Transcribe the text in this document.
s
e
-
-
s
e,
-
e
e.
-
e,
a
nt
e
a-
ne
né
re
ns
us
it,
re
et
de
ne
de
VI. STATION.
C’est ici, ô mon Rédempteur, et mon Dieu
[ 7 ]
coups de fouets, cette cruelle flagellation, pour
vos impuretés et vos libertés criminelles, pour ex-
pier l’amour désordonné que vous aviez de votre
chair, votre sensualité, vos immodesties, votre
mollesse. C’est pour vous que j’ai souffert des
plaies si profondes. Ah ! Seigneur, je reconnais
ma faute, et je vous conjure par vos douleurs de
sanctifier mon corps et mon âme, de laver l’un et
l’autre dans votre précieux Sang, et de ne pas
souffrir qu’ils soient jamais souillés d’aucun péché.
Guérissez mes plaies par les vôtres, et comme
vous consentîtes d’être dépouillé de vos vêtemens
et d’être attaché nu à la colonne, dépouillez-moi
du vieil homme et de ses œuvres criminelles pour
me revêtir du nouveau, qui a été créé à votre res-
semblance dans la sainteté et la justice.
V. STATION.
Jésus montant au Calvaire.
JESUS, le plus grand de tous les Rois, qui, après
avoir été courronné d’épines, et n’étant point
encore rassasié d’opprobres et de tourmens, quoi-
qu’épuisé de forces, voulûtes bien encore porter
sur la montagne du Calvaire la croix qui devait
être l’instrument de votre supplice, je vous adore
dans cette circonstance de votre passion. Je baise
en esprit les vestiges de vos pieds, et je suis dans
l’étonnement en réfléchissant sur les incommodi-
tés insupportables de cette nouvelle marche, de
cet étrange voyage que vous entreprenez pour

[What to do] In the material above, show every line where the word "plaies" turns up.

[Response to the task]
plaies si profondes. Ah ! Seigneur, je reconnais
Guérissez mes plaies par les vôtres, et comme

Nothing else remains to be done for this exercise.